(Dataset records)
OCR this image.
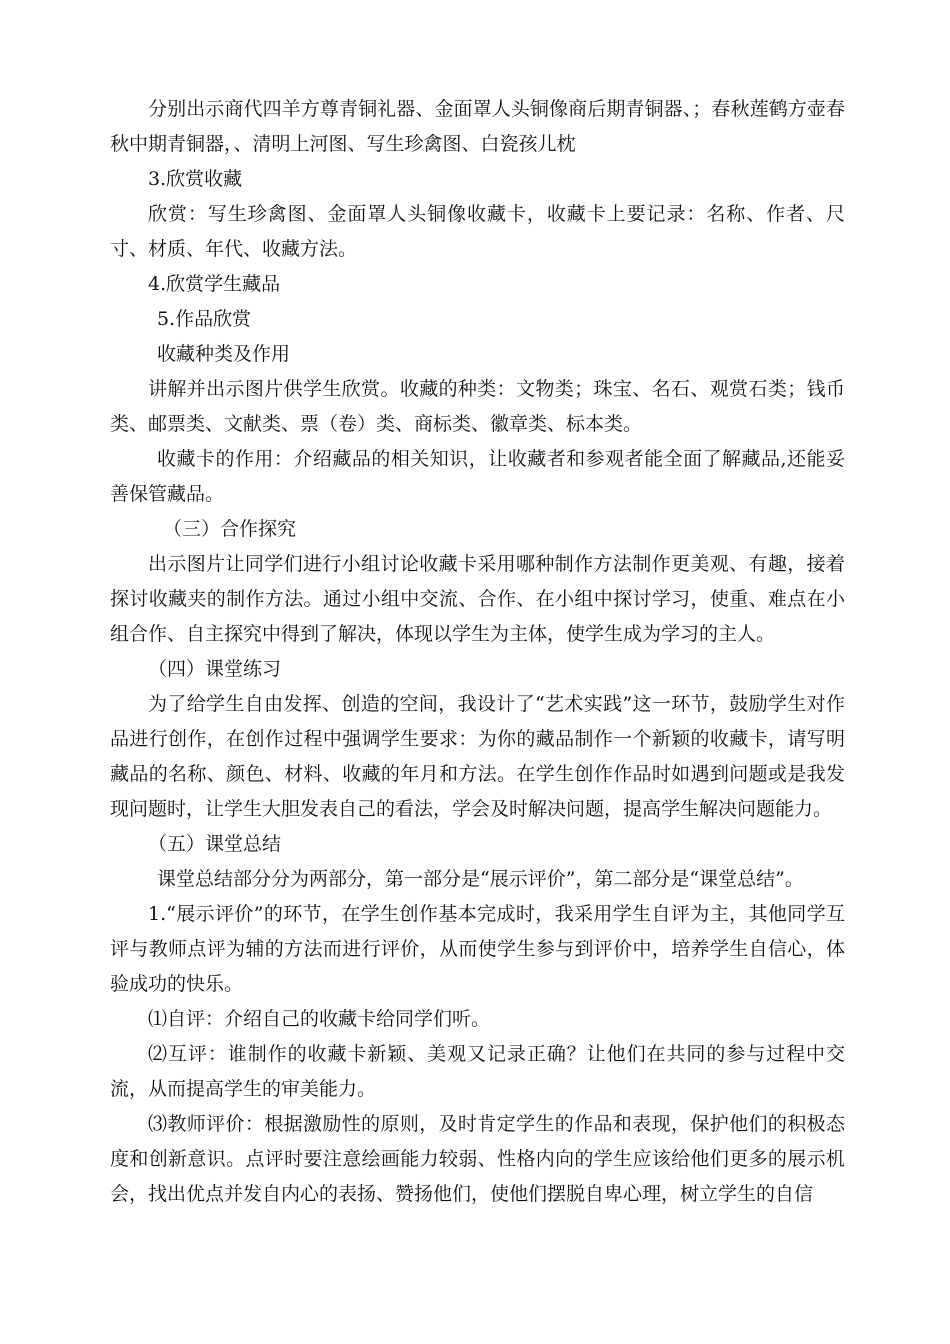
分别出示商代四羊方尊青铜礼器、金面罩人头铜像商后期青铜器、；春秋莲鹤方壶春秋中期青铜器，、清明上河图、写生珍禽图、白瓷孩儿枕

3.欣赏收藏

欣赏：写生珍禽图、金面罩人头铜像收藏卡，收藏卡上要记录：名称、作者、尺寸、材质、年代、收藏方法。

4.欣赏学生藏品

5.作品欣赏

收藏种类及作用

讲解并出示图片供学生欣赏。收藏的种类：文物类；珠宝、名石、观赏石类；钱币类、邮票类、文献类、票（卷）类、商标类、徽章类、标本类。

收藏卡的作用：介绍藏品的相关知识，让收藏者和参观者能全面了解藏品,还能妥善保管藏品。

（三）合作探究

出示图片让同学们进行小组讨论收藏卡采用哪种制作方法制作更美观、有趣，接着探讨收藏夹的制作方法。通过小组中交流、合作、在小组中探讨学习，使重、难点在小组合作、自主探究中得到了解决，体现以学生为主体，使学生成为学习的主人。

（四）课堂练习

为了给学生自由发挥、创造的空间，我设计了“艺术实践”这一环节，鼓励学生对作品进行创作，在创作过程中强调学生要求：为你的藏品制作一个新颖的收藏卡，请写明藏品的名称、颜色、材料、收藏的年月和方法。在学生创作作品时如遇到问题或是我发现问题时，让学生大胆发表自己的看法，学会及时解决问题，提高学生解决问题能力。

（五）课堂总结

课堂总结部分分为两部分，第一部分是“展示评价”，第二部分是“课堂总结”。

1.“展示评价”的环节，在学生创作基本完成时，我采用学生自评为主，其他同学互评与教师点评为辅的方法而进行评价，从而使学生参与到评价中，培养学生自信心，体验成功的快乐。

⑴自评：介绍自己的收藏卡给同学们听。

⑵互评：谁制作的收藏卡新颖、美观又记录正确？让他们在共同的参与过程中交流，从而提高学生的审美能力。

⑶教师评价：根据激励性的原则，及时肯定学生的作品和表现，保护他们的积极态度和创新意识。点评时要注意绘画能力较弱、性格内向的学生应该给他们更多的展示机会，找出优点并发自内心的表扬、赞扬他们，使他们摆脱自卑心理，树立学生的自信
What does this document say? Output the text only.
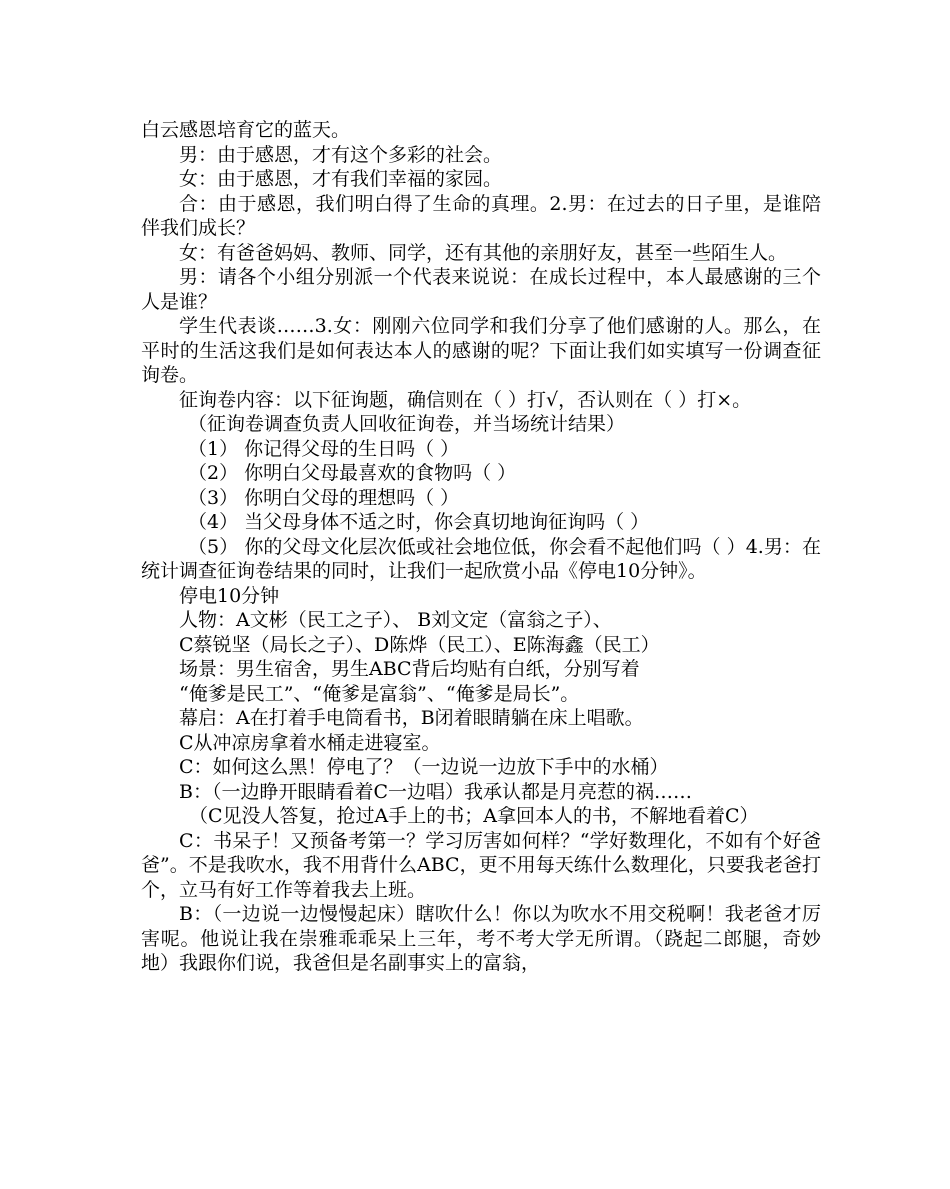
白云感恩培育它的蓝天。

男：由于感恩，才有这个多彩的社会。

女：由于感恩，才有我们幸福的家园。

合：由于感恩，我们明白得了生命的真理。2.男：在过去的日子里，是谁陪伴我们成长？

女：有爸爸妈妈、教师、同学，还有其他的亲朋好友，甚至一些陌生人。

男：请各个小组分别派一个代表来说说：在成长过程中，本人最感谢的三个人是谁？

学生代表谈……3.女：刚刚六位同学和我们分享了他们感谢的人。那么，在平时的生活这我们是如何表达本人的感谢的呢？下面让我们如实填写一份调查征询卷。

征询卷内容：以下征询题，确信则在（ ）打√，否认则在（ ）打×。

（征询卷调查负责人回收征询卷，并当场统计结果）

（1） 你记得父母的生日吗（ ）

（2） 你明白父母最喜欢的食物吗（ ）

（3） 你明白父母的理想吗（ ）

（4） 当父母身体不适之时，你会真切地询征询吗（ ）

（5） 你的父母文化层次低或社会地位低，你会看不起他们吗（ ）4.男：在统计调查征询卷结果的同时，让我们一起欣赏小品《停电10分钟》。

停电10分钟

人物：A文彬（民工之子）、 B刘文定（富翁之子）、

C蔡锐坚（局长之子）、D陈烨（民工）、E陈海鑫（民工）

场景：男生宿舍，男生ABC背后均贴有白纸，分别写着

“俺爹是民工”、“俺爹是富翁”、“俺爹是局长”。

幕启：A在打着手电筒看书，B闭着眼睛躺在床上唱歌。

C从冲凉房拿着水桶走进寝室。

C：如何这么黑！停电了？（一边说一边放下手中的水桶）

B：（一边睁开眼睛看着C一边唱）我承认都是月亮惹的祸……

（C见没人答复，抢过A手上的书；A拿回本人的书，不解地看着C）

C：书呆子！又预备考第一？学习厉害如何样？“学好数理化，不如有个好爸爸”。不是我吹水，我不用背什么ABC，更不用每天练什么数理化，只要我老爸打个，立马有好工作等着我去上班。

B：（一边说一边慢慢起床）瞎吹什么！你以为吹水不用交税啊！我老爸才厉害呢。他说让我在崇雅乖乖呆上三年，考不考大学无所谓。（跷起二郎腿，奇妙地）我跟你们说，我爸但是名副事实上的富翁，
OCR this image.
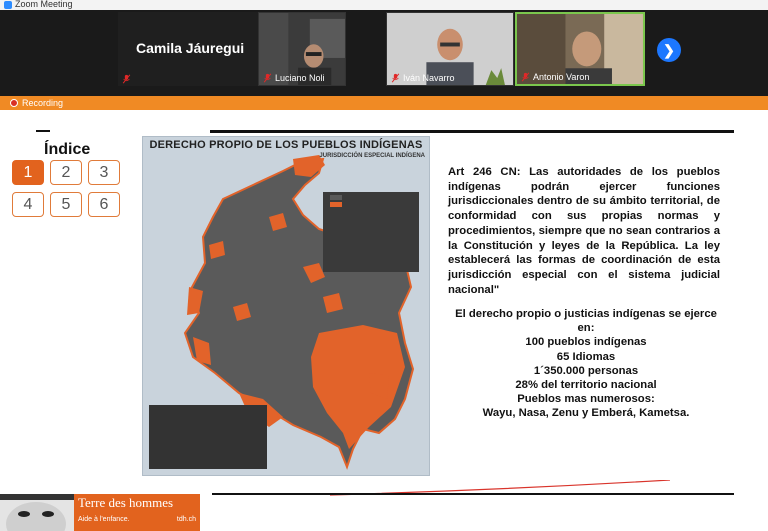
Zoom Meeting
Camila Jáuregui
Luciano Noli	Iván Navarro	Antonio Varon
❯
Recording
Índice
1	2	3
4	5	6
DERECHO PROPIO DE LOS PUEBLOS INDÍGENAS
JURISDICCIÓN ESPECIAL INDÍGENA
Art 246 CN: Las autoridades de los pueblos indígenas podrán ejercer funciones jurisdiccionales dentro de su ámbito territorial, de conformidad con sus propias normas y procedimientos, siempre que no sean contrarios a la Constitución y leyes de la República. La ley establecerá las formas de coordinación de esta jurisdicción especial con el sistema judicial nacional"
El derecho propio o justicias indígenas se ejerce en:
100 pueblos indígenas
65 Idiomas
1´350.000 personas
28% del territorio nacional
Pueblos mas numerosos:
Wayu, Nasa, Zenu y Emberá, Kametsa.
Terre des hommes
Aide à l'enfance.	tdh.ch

Description of the task ->
Quote the data above in full, leaving out the pictures it holds.

Exercise output ->
OCR this image.
分别出示商代四羊方尊青铜礼器、金面罩人头铜像商后期青铜器、；春秋莲鹤方壶春秋中期青铜器，、清明上河图、写生珍禽图、白瓷孩儿枕

3.欣赏收藏

欣赏：写生珍禽图、金面罩人头铜像收藏卡，收藏卡上要记录：名称、作者、尺寸、材质、年代、收藏方法。

4.欣赏学生藏品

5.作品欣赏

收藏种类及作用

讲解并出示图片供学生欣赏。收藏的种类：文物类；珠宝、名石、观赏石类；钱币类、邮票类、文献类、票（卷）类、商标类、徽章类、标本类。

收藏卡的作用：介绍藏品的相关知识，让收藏者和参观者能全面了解藏品,还能妥善保管藏品。

（三）合作探究

出示图片让同学们进行小组讨论收藏卡采用哪种制作方法制作更美观、有趣，接着探讨收藏夹的制作方法。通过小组中交流、合作、在小组中探讨学习，使重、难点在小组合作、自主探究中得到了解决，体现以学生为主体，使学生成为学习的主人。

（四）课堂练习

为了给学生自由发挥、创造的空间，我设计了“艺术实践”这一环节，鼓励学生对作品进行创作，在创作过程中强调学生要求：为你的藏品制作一个新颖的收藏卡，请写明藏品的名称、颜色、材料、收藏的年月和方法。在学生创作作品时如遇到问题或是我发现问题时，让学生大胆发表自己的看法，学会及时解决问题，提高学生解决问题能力。

（五）课堂总结

课堂总结部分分为两部分，第一部分是“展示评价”，第二部分是“课堂总结”。

1.“展示评价”的环节，在学生创作基本完成时，我采用学生自评为主，其他同学互评与教师点评为辅的方法而进行评价，从而使学生参与到评价中，培养学生自信心，体验成功的快乐。

⑴自评：介绍自己的收藏卡给同学们听。

⑵互评：谁制作的收藏卡新颖、美观又记录正确？让他们在共同的参与过程中交流，从而提高学生的审美能力。

⑶教师评价：根据激励性的原则，及时肯定学生的作品和表现，保护他们的积极态度和创新意识。点评时要注意绘画能力较弱、性格内向的学生应该给他们更多的展示机会，找出优点并发自内心的表扬、赞扬他们，使他们摆脱自卑心理，树立学生的自信
What does this document say? Output the text only.
白云感恩培育它的蓝天。

男：由于感恩，才有这个多彩的社会。

女：由于感恩，才有我们幸福的家园。

合：由于感恩，我们明白得了生命的真理。2.男：在过去的日子里，是谁陪伴我们成长？

女：有爸爸妈妈、教师、同学，还有其他的亲朋好友，甚至一些陌生人。

男：请各个小组分别派一个代表来说说：在成长过程中，本人最感谢的三个人是谁？

学生代表谈……3.女：刚刚六位同学和我们分享了他们感谢的人。那么，在平时的生活这我们是如何表达本人的感谢的呢？下面让我们如实填写一份调查征询卷。

征询卷内容：以下征询题，确信则在（ ）打√，否认则在（ ）打×。

（征询卷调查负责人回收征询卷，并当场统计结果）

（1） 你记得父母的生日吗（ ）

（2） 你明白父母最喜欢的食物吗（ ）

（3） 你明白父母的理想吗（ ）

（4） 当父母身体不适之时，你会真切地询征询吗（ ）

（5） 你的父母文化层次低或社会地位低，你会看不起他们吗（ ）4.男：在统计调查征询卷结果的同时，让我们一起欣赏小品《停电10分钟》。

停电10分钟

人物：A文彬（民工之子）、 B刘文定（富翁之子）、

C蔡锐坚（局长之子）、D陈烨（民工）、E陈海鑫（民工）

场景：男生宿舍，男生ABC背后均贴有白纸，分别写着

“俺爹是民工”、“俺爹是富翁”、“俺爹是局长”。

幕启：A在打着手电筒看书，B闭着眼睛躺在床上唱歌。

C从冲凉房拿着水桶走进寝室。

C：如何这么黑！停电了？（一边说一边放下手中的水桶）

B：（一边睁开眼睛看着C一边唱）我承认都是月亮惹的祸……

（C见没人答复，抢过A手上的书；A拿回本人的书，不解地看着C）

C：书呆子！又预备考第一？学习厉害如何样？“学好数理化，不如有个好爸爸”。不是我吹水，我不用背什么ABC，更不用每天练什么数理化，只要我老爸打个，立马有好工作等着我去上班。

B：（一边说一边慢慢起床）瞎吹什么！你以为吹水不用交税啊！我老爸才厉害呢。他说让我在崇雅乖乖呆上三年，考不考大学无所谓。（跷起二郎腿，奇妙地）我跟你们说，我爸但是名副事实上的富翁，
OCR this image.
Zoom Meeting
Camila Jáuregui
Luciano Noli	Iván Navarro	Antonio Varon
❯
Recording
Índice
1	2	3
4	5	6
DERECHO PROPIO DE LOS PUEBLOS INDÍGENAS
JURISDICCIÓN ESPECIAL INDÍGENA
Art 246 CN: Las autoridades de los pueblos indígenas podrán ejercer funciones jurisdiccionales dentro de su ámbito territorial, de conformidad con sus propias normas y procedimientos, siempre que no sean contrarios a la Constitución y leyes de la República. La ley establecerá las formas de coordinación de esta jurisdicción especial con el sistema judicial nacional"
El derecho propio o justicias indígenas se ejerce en:
100 pueblos indígenas
65 Idiomas
1´350.000 personas
28% del territorio nacional
Pueblos mas numerosos:
Wayu, Nasa, Zenu y Emberá, Kametsa.
Terre des hommes
Aide à l'enfance.	tdh.ch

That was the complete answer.